Data tied to figure images:
## begin

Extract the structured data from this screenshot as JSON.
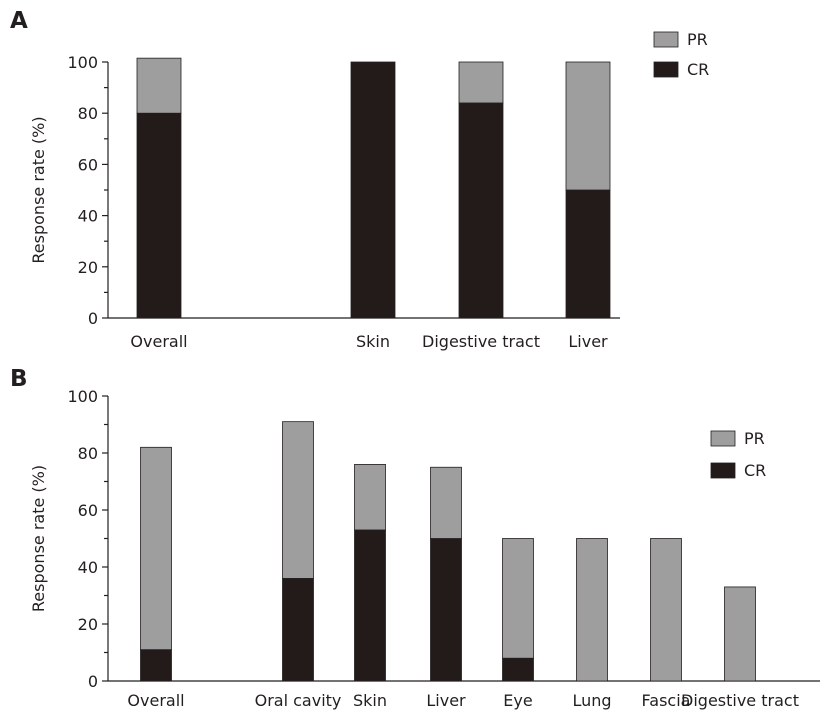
{
  "colors": {
    "cr": "#231a1a",
    "pr": "#9e9e9e",
    "axis": "#231f20"
  },
  "chart_data": [
    {
      "type": "bar",
      "stacked": true,
      "panel_label": "A",
      "categories": [
        "Overall",
        "Skin",
        "Digestive tract",
        "Liver"
      ],
      "series": [
        {
          "name": "CR",
          "values": [
            80,
            100,
            84,
            50
          ]
        },
        {
          "name": "PR",
          "values": [
            21.5,
            0,
            16,
            50
          ]
        }
      ],
      "ylabel": "Response rate (%)",
      "ylim": [
        0,
        100
      ],
      "yticks": [
        "0",
        "20",
        "40",
        "60",
        "80",
        "100"
      ],
      "legend": [
        "PR",
        "CR"
      ],
      "legend_position": "top-right",
      "grid": false
    },
    {
      "type": "bar",
      "stacked": true,
      "panel_label": "B",
      "categories": [
        "Overall",
        "Oral cavity",
        "Skin",
        "Liver",
        "Eye",
        "Lung",
        "Fascia",
        "Digestive tract"
      ],
      "series": [
        {
          "name": "CR",
          "values": [
            11,
            36,
            53,
            50,
            8,
            0,
            0,
            0
          ]
        },
        {
          "name": "PR",
          "values": [
            71,
            55,
            23,
            25,
            42,
            50,
            50,
            33
          ]
        }
      ],
      "ylabel": "Response rate (%)",
      "ylim": [
        0,
        100
      ],
      "yticks": [
        "0",
        "20",
        "40",
        "60",
        "80",
        "100"
      ],
      "legend": [
        "PR",
        "CR"
      ],
      "legend_position": "top-right",
      "grid": false
    }
  ]
}
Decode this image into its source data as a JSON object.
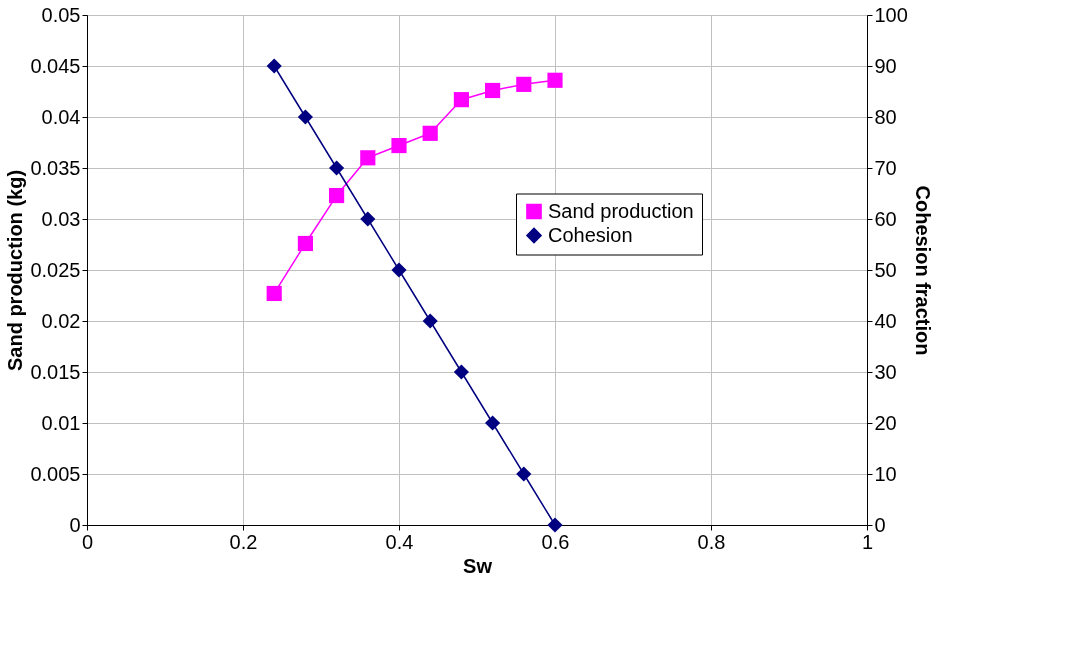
{
  "chart_data": {
    "type": "line",
    "xlabel": "Sw",
    "ylabel": "Sand production (kg)",
    "y2label": "Cohesion fraction",
    "x": [
      0.24,
      0.28,
      0.32,
      0.36,
      0.4,
      0.44,
      0.48,
      0.52,
      0.56,
      0.6
    ],
    "series": [
      {
        "name": "Sand production",
        "color": "#ff00ff",
        "marker": "square",
        "values": [
          0.0227,
          0.0276,
          0.0323,
          0.036,
          0.0372,
          0.0384,
          0.0417,
          0.0426,
          0.0432,
          0.0436
        ]
      },
      {
        "name": "Cohesion",
        "color": "#000080",
        "marker": "diamond",
        "axis": "y2",
        "values": [
          90,
          80,
          70,
          60,
          50,
          40,
          30,
          20,
          10,
          0
        ]
      }
    ],
    "xlim": [
      0,
      1
    ],
    "xticks": [
      0,
      0.2,
      0.4,
      0.6,
      0.8,
      1
    ],
    "ylim": [
      0,
      0.05
    ],
    "yticks": [
      0,
      0.005,
      0.01,
      0.015,
      0.02,
      0.025,
      0.03,
      0.035,
      0.04,
      0.045,
      0.05
    ],
    "y2lim": [
      0,
      100
    ],
    "y2ticks": [
      0,
      10,
      20,
      30,
      40,
      50,
      60,
      70,
      80,
      90,
      100
    ],
    "grid": true,
    "legend": "right",
    "line_style": "solid"
  }
}
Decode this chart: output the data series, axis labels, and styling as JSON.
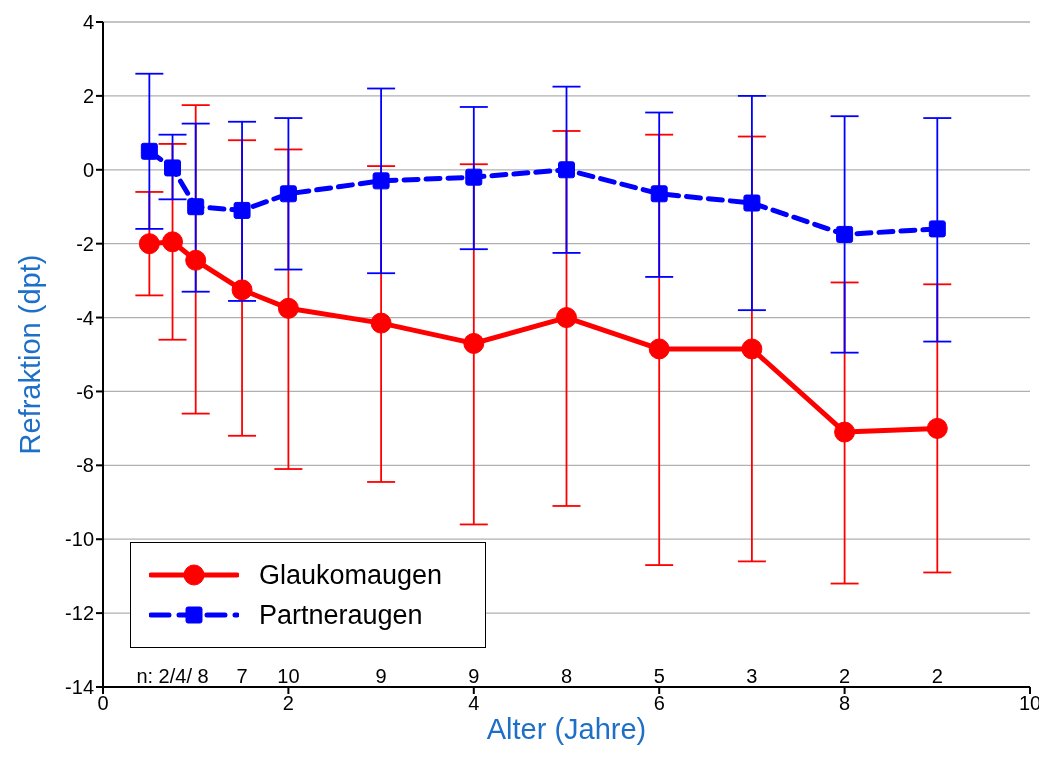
{
  "chart_data": {
    "type": "line",
    "xlabel": "Alter (Jahre)",
    "ylabel": "Refraktion (dpt)",
    "xlim": [
      0,
      10
    ],
    "xticks": [
      0,
      2,
      4,
      6,
      8,
      10
    ],
    "ylim": [
      -14,
      4
    ],
    "yticks": [
      -14,
      -12,
      -10,
      -8,
      -6,
      -4,
      -2,
      0,
      2,
      4
    ],
    "grid": "y",
    "legend": "bottom left",
    "series": [
      {
        "name": "Glaukomaugen",
        "color": "#ff0000",
        "marker": "circle",
        "line_style": "solid",
        "x": [
          0.5,
          0.75,
          1,
          1.5,
          2,
          3,
          4,
          5,
          6,
          7,
          8,
          9
        ],
        "values": [
          -2.0,
          -1.95,
          -2.45,
          -3.25,
          -3.75,
          -4.15,
          -4.7,
          -4.0,
          -4.85,
          -4.85,
          -7.1,
          -7.0
        ],
        "errors": [
          [
            -3.4,
            -0.6
          ],
          [
            -4.6,
            0.7
          ],
          [
            -6.6,
            1.75
          ],
          [
            -7.2,
            0.8
          ],
          [
            -8.1,
            0.55
          ],
          [
            -8.45,
            0.1
          ],
          [
            -9.6,
            0.15
          ],
          [
            -9.1,
            1.05
          ],
          [
            -10.7,
            0.95
          ],
          [
            -10.6,
            0.9
          ],
          [
            -11.2,
            -3.05
          ],
          [
            -10.9,
            -3.1
          ]
        ]
      },
      {
        "name": "Partneraugen",
        "color": "#0000ff",
        "marker": "square",
        "line_style": "dashed",
        "x": [
          0.5,
          0.75,
          1,
          1.5,
          2,
          3,
          4,
          5,
          6,
          7,
          8,
          9
        ],
        "values": [
          0.5,
          0.05,
          -1.0,
          -1.1,
          -0.65,
          -0.3,
          -0.2,
          0.0,
          -0.65,
          -0.9,
          -1.75,
          -1.6
        ],
        "errors": [
          [
            -1.6,
            2.6
          ],
          [
            -0.8,
            0.95
          ],
          [
            -3.3,
            1.25
          ],
          [
            -3.55,
            1.3
          ],
          [
            -2.7,
            1.4
          ],
          [
            -2.8,
            2.2
          ],
          [
            -2.15,
            1.7
          ],
          [
            -2.25,
            2.25
          ],
          [
            -2.9,
            1.55
          ],
          [
            -3.8,
            2.0
          ],
          [
            -4.95,
            1.45
          ],
          [
            -4.65,
            1.4
          ]
        ]
      }
    ],
    "annotations": [
      "n: 2/4/ 8",
      "7",
      "10",
      "9",
      "9",
      "8",
      "5",
      "3",
      "2",
      "2"
    ]
  }
}
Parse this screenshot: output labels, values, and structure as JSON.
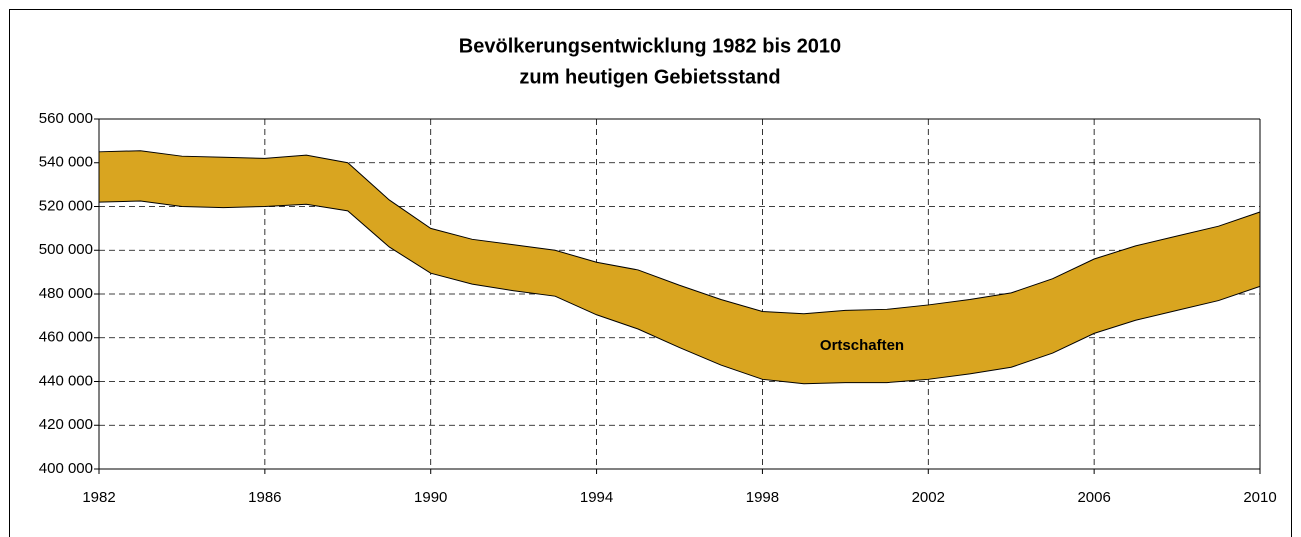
{
  "chart_data": {
    "type": "range_area",
    "title": [
      "Bevölkerungsentwicklung 1982 bis 2010",
      "zum heutigen Gebietsstand"
    ],
    "x": [
      1982,
      1983,
      1984,
      1985,
      1986,
      1987,
      1988,
      1989,
      1990,
      1991,
      1992,
      1993,
      1994,
      1995,
      1996,
      1997,
      1998,
      1999,
      2000,
      2001,
      2002,
      2003,
      2004,
      2005,
      2006,
      2007,
      2008,
      2009,
      2010
    ],
    "series": [
      {
        "name": "Ortschaften",
        "color": "#d9a520",
        "high": [
          545000,
          545500,
          543000,
          542500,
          542000,
          543500,
          540000,
          523000,
          510000,
          505000,
          502500,
          500000,
          494500,
          491000,
          484000,
          477500,
          472000,
          471000,
          472500,
          473000,
          475000,
          477500,
          480500,
          487000,
          496000,
          502000,
          506500,
          511000,
          517500
        ],
        "low": [
          522000,
          522500,
          520000,
          519500,
          520000,
          521000,
          518000,
          501500,
          489500,
          484500,
          481500,
          479000,
          470500,
          464000,
          455500,
          447500,
          441000,
          439000,
          439500,
          439500,
          441000,
          443500,
          446500,
          453000,
          462000,
          468000,
          472500,
          477000,
          483500
        ]
      }
    ],
    "xlim": [
      1982,
      2010
    ],
    "xticks": [
      1982,
      1986,
      1990,
      1994,
      1998,
      2002,
      2006,
      2010
    ],
    "ylim": [
      400000,
      560000
    ],
    "yticks": [
      {
        "value": 400000,
        "label": "400 000"
      },
      {
        "value": 420000,
        "label": "420 000"
      },
      {
        "value": 440000,
        "label": "440 000"
      },
      {
        "value": 460000,
        "label": "460 000"
      },
      {
        "value": 480000,
        "label": "480 000"
      },
      {
        "value": 500000,
        "label": "500 000"
      },
      {
        "value": 520000,
        "label": "520 000"
      },
      {
        "value": 540000,
        "label": "540 000"
      },
      {
        "value": 560000,
        "label": "560 000"
      }
    ],
    "grid": true
  }
}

## end

EXERCISE REQUIREMENTS
In the listing, find all lines with the string "JSON" and copy them.

CORRECT RESULT
Extract the structured data from this screenshot as JSON.
Decode this image into its source data as a JSON object.
Decode this chart: output the data series, axis labels, and styling as JSON.
Parse this screenshot: output labels, values, and structure as JSON.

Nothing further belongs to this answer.